» WHAT IS REQUIRED
In the copy, keep every record exact and leave out all images.

» DATA
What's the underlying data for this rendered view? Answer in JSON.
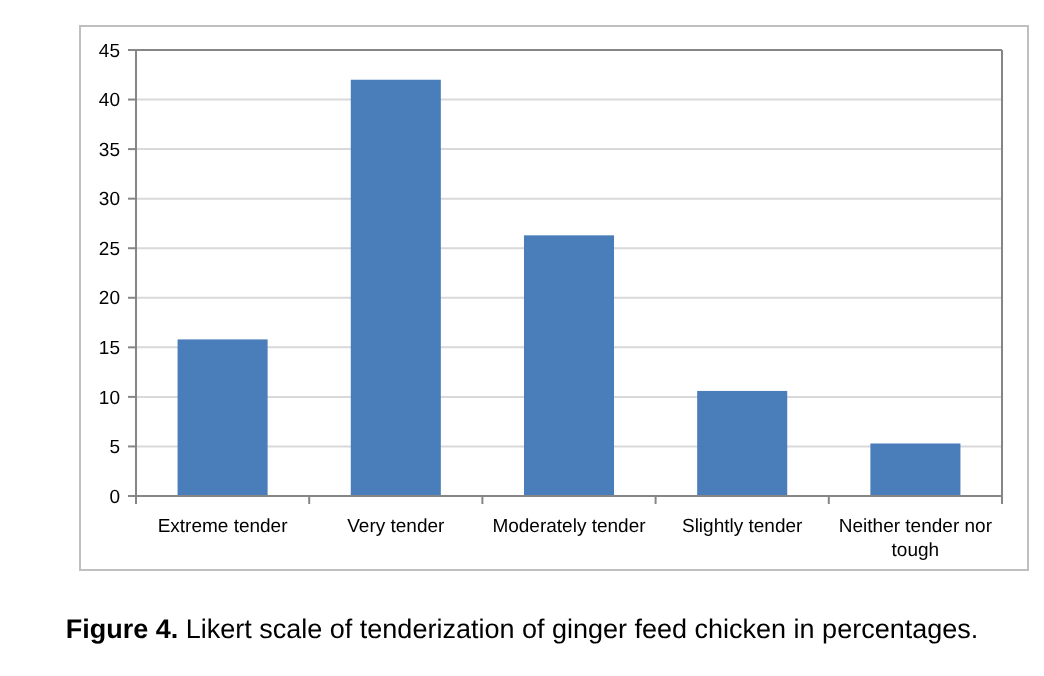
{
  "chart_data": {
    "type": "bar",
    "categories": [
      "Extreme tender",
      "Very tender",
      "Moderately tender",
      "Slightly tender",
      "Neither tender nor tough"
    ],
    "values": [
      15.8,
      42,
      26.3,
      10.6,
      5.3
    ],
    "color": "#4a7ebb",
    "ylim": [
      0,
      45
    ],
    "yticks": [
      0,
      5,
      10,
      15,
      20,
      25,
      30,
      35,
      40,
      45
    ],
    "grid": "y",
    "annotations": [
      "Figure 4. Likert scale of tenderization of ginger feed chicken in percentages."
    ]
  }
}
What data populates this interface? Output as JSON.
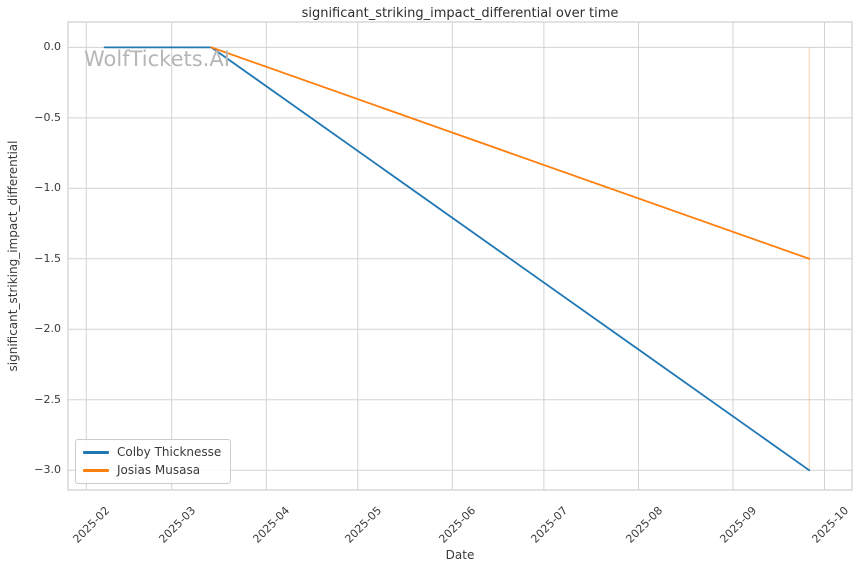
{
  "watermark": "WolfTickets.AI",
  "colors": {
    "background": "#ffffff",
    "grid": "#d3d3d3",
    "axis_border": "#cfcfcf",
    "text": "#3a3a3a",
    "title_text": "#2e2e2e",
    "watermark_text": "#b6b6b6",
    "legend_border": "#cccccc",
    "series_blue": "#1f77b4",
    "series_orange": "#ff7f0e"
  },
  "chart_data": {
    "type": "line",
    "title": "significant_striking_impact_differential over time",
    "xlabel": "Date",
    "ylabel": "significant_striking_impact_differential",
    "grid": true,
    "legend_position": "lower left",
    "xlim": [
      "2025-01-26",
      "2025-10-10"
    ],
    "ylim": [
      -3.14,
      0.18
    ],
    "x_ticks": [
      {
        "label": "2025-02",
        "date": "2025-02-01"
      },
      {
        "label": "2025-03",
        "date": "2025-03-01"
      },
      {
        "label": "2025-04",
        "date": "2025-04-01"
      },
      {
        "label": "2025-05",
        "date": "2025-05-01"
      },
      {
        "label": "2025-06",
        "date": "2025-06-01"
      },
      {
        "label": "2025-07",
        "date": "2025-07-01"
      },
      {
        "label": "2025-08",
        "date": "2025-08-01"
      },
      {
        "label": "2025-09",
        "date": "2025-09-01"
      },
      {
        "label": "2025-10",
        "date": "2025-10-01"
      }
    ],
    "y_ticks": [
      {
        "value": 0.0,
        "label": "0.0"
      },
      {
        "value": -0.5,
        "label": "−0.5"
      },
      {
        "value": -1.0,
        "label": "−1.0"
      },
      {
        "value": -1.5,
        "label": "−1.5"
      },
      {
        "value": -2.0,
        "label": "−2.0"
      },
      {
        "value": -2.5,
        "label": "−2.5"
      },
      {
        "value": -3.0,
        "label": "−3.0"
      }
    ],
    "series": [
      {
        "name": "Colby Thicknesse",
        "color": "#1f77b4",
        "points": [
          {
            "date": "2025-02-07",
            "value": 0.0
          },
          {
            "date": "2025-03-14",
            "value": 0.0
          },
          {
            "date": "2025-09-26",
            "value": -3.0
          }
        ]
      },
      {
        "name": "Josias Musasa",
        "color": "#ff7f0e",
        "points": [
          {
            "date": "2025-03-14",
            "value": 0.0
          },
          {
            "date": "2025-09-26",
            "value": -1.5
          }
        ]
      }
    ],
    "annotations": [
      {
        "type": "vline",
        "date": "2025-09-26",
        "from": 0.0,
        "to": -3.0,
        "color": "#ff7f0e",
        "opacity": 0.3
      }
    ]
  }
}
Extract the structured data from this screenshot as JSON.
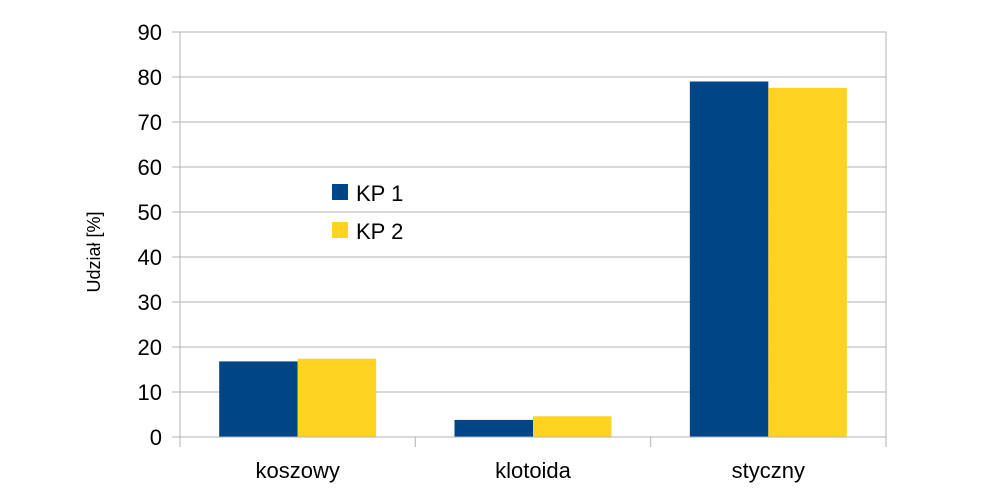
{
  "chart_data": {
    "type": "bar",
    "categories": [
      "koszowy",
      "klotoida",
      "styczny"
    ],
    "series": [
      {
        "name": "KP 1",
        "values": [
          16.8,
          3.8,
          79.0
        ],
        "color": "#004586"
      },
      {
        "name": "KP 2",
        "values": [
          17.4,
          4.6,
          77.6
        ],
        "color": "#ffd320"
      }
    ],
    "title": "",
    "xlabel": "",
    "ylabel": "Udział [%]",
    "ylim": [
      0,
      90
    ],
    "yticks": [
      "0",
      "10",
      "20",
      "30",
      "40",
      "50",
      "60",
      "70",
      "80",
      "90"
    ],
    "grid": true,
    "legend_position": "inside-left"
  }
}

» PROBLEM SOLUTION
What's the underlying data for this rendered view? Answer in JSON.
{
  "chart_data": {
    "type": "bar",
    "categories": [
      "Extreme tender",
      "Very tender",
      "Moderately tender",
      "Slightly tender",
      "Neither tender nor tough"
    ],
    "values": [
      15.8,
      42,
      26.3,
      10.6,
      5.3
    ],
    "color": "#4a7ebb",
    "ylim": [
      0,
      45
    ],
    "yticks": [
      0,
      5,
      10,
      15,
      20,
      25,
      30,
      35,
      40,
      45
    ],
    "grid": "y",
    "annotations": [
      "Figure 4. Likert scale of tenderization of ginger feed chicken in percentages."
    ]
  }
}
What data populates this interface? Output as JSON.
{
  "watermark": "WolfTickets.AI",
  "colors": {
    "background": "#ffffff",
    "grid": "#d3d3d3",
    "axis_border": "#cfcfcf",
    "text": "#3a3a3a",
    "title_text": "#2e2e2e",
    "watermark_text": "#b6b6b6",
    "legend_border": "#cccccc",
    "series_blue": "#1f77b4",
    "series_orange": "#ff7f0e"
  },
  "chart_data": {
    "type": "line",
    "title": "significant_striking_impact_differential over time",
    "xlabel": "Date",
    "ylabel": "significant_striking_impact_differential",
    "grid": true,
    "legend_position": "lower left",
    "xlim": [
      "2025-01-26",
      "2025-10-10"
    ],
    "ylim": [
      -3.14,
      0.18
    ],
    "x_ticks": [
      {
        "label": "2025-02",
        "date": "2025-02-01"
      },
      {
        "label": "2025-03",
        "date": "2025-03-01"
      },
      {
        "label": "2025-04",
        "date": "2025-04-01"
      },
      {
        "label": "2025-05",
        "date": "2025-05-01"
      },
      {
        "label": "2025-06",
        "date": "2025-06-01"
      },
      {
        "label": "2025-07",
        "date": "2025-07-01"
      },
      {
        "label": "2025-08",
        "date": "2025-08-01"
      },
      {
        "label": "2025-09",
        "date": "2025-09-01"
      },
      {
        "label": "2025-10",
        "date": "2025-10-01"
      }
    ],
    "y_ticks": [
      {
        "value": 0.0,
        "label": "0.0"
      },
      {
        "value": -0.5,
        "label": "−0.5"
      },
      {
        "value": -1.0,
        "label": "−1.0"
      },
      {
        "value": -1.5,
        "label": "−1.5"
      },
      {
        "value": -2.0,
        "label": "−2.0"
      },
      {
        "value": -2.5,
        "label": "−2.5"
      },
      {
        "value": -3.0,
        "label": "−3.0"
      }
    ],
    "series": [
      {
        "name": "Colby Thicknesse",
        "color": "#1f77b4",
        "points": [
          {
            "date": "2025-02-07",
            "value": 0.0
          },
          {
            "date": "2025-03-14",
            "value": 0.0
          },
          {
            "date": "2025-09-26",
            "value": -3.0
          }
        ]
      },
      {
        "name": "Josias Musasa",
        "color": "#ff7f0e",
        "points": [
          {
            "date": "2025-03-14",
            "value": 0.0
          },
          {
            "date": "2025-09-26",
            "value": -1.5
          }
        ]
      }
    ],
    "annotations": [
      {
        "type": "vline",
        "date": "2025-09-26",
        "from": 0.0,
        "to": -3.0,
        "color": "#ff7f0e",
        "opacity": 0.3
      }
    ]
  }
}
Extract the structured data from this screenshot as JSON.
{
  "chart_data": {
    "type": "bar",
    "categories": [
      "koszowy",
      "klotoida",
      "styczny"
    ],
    "series": [
      {
        "name": "KP 1",
        "values": [
          16.8,
          3.8,
          79.0
        ],
        "color": "#004586"
      },
      {
        "name": "KP 2",
        "values": [
          17.4,
          4.6,
          77.6
        ],
        "color": "#ffd320"
      }
    ],
    "title": "",
    "xlabel": "",
    "ylabel": "Udział [%]",
    "ylim": [
      0,
      90
    ],
    "yticks": [
      "0",
      "10",
      "20",
      "30",
      "40",
      "50",
      "60",
      "70",
      "80",
      "90"
    ],
    "grid": true,
    "legend_position": "inside-left"
  }
}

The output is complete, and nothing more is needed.